Dataset entries on figures
↓

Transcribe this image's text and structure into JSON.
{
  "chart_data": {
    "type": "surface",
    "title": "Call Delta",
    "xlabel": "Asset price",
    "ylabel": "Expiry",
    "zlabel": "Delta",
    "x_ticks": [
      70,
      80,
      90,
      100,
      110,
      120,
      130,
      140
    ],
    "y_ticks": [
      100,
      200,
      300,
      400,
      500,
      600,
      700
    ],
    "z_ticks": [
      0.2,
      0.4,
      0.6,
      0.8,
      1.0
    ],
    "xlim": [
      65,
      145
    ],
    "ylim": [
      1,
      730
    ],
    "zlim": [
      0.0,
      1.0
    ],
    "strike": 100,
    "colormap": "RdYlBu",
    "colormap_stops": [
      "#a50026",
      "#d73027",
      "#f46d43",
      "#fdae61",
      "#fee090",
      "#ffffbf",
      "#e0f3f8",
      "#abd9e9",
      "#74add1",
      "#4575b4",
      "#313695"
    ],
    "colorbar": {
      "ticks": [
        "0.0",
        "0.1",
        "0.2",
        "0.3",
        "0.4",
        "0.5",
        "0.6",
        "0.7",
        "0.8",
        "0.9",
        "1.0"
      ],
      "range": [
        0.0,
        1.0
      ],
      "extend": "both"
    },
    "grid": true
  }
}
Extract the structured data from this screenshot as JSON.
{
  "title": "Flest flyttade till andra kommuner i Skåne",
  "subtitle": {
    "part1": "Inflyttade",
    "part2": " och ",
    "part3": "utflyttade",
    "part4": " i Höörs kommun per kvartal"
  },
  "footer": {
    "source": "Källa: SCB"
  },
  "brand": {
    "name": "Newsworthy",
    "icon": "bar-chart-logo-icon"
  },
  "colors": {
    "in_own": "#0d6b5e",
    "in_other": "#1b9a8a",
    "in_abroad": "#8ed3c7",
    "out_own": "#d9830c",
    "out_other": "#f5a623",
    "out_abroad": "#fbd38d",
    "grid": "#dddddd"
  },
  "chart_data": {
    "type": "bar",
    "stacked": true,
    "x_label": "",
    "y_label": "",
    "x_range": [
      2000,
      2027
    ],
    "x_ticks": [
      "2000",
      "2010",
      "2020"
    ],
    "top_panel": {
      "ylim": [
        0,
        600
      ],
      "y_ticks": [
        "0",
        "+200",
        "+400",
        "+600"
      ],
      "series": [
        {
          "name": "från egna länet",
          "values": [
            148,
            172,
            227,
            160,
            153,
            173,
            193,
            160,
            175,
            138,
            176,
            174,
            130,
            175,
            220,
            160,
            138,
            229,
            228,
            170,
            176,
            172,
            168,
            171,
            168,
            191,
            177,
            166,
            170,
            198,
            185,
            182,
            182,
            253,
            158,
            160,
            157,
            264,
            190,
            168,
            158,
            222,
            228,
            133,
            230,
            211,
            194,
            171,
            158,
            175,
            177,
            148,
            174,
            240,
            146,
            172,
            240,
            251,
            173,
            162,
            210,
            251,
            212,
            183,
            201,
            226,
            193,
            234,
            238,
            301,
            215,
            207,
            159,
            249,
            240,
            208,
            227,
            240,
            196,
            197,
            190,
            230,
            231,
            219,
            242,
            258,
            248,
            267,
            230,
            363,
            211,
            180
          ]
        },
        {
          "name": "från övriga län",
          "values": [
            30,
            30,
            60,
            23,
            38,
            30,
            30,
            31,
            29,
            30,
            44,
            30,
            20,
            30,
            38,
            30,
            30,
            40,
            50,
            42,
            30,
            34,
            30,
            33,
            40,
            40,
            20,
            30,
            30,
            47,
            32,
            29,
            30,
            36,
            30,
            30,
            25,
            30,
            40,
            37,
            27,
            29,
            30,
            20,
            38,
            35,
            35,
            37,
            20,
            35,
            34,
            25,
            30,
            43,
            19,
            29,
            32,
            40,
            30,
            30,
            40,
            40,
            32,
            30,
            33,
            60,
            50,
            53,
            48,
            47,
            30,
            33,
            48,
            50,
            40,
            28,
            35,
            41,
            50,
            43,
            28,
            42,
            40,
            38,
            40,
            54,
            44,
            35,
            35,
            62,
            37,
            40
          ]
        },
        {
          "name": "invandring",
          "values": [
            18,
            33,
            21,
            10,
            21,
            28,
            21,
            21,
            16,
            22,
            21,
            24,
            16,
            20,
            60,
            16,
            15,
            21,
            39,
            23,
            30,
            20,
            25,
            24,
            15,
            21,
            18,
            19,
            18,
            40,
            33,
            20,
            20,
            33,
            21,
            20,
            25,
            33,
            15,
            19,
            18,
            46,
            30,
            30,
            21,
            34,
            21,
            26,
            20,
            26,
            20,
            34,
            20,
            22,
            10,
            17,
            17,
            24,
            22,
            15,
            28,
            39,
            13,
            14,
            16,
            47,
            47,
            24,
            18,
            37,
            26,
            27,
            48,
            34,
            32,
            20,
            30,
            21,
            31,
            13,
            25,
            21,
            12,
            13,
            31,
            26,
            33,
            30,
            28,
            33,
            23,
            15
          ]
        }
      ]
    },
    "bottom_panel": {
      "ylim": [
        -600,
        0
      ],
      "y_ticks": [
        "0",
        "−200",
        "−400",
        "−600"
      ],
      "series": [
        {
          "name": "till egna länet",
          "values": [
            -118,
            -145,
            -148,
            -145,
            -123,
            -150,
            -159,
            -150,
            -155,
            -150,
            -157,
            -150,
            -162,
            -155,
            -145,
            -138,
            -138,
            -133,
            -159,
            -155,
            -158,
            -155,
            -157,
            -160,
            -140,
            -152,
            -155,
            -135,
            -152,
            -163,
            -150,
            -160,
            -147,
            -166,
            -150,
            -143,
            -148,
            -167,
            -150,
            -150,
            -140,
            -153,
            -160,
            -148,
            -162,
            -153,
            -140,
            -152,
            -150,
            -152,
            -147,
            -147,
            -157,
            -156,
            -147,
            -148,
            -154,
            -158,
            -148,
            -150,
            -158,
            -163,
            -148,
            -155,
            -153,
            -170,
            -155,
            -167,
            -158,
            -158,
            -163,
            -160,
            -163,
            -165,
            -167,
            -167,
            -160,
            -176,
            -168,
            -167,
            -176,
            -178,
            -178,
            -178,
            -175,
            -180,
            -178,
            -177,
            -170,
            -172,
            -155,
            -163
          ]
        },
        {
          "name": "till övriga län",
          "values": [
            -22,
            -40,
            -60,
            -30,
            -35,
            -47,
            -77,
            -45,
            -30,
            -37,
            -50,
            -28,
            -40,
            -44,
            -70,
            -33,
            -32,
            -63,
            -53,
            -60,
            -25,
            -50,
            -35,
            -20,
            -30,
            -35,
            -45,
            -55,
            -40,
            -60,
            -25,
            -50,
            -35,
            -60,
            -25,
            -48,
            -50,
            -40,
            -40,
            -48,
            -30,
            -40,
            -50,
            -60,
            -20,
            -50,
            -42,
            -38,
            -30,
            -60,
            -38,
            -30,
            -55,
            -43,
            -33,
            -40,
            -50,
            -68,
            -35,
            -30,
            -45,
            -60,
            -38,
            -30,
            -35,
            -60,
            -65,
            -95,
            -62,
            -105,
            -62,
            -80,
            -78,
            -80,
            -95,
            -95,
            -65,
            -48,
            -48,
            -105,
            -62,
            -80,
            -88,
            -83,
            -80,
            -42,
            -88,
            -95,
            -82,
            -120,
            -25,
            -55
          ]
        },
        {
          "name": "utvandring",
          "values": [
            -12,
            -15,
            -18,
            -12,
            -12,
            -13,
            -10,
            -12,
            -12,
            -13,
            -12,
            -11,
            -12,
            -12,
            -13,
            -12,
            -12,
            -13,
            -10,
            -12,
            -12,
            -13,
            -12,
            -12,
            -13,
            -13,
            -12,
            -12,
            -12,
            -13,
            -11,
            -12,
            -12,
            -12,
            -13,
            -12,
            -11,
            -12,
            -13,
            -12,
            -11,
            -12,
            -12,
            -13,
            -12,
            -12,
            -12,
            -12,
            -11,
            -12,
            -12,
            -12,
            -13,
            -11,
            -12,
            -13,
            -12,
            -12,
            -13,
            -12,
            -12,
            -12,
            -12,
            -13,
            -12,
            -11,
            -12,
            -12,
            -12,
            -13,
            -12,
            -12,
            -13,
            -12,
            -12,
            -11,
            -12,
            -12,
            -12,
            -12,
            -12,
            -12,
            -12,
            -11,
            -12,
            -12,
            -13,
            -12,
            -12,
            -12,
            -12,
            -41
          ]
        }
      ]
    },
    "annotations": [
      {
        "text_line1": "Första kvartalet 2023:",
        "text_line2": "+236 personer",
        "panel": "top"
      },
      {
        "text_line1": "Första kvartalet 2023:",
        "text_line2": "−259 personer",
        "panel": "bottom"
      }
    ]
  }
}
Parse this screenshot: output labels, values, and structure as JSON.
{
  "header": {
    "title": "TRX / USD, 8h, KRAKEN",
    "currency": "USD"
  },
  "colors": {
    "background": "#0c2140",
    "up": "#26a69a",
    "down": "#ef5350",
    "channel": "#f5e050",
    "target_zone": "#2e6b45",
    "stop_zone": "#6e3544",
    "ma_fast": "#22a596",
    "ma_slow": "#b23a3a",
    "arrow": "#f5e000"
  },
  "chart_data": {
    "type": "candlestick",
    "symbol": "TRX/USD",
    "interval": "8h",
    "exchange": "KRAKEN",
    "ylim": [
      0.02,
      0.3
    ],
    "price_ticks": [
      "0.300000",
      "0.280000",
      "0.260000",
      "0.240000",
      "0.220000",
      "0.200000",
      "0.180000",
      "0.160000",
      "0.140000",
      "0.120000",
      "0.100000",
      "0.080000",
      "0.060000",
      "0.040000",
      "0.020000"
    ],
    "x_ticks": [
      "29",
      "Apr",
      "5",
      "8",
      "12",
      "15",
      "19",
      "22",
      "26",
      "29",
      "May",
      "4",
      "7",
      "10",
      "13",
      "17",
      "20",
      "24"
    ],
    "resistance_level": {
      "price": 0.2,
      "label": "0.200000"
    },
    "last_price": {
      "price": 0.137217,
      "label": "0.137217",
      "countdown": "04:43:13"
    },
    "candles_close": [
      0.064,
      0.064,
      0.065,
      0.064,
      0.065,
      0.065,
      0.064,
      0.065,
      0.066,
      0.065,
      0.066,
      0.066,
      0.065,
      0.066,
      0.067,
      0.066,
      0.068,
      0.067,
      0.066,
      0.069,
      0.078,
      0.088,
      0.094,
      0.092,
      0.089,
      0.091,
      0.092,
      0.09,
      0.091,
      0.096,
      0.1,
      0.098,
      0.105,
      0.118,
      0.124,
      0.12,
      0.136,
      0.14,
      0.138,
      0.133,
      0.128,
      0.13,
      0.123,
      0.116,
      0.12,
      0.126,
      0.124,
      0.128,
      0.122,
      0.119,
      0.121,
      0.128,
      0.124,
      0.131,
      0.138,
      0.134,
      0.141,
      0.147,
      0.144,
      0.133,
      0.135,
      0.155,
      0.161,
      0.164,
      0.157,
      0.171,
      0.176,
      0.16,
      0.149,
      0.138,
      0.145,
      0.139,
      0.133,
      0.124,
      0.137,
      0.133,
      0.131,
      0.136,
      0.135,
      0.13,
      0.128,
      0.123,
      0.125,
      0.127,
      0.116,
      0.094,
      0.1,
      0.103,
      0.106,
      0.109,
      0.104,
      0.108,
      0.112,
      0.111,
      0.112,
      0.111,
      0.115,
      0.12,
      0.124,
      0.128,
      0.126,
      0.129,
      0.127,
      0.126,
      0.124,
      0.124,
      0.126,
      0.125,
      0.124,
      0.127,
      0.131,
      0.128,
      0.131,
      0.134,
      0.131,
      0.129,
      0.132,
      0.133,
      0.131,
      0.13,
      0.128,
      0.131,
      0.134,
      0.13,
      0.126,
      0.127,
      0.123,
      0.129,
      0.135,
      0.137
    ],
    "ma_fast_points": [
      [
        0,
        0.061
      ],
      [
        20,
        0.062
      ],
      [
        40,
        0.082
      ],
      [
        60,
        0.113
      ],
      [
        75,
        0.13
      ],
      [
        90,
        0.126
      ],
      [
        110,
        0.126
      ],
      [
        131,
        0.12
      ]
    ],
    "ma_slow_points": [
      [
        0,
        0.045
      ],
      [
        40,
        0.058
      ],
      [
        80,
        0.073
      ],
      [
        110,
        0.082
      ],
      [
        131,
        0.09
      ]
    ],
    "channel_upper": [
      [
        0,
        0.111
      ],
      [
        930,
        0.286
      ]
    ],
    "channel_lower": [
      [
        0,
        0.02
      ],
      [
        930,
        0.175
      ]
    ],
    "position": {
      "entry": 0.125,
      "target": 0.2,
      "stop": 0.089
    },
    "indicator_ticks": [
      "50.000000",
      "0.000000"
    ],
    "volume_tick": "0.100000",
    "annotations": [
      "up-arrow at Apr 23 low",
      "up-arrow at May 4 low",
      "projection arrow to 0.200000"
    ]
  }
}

↑

## PROBLEM STATEMENT
From the listing above, collect every line that mentions the word "screenshot".

## COMPLETED EXERCISE
Extract the structured data from this screenshot as JSON.
Parse this screenshot: output labels, values, and structure as JSON.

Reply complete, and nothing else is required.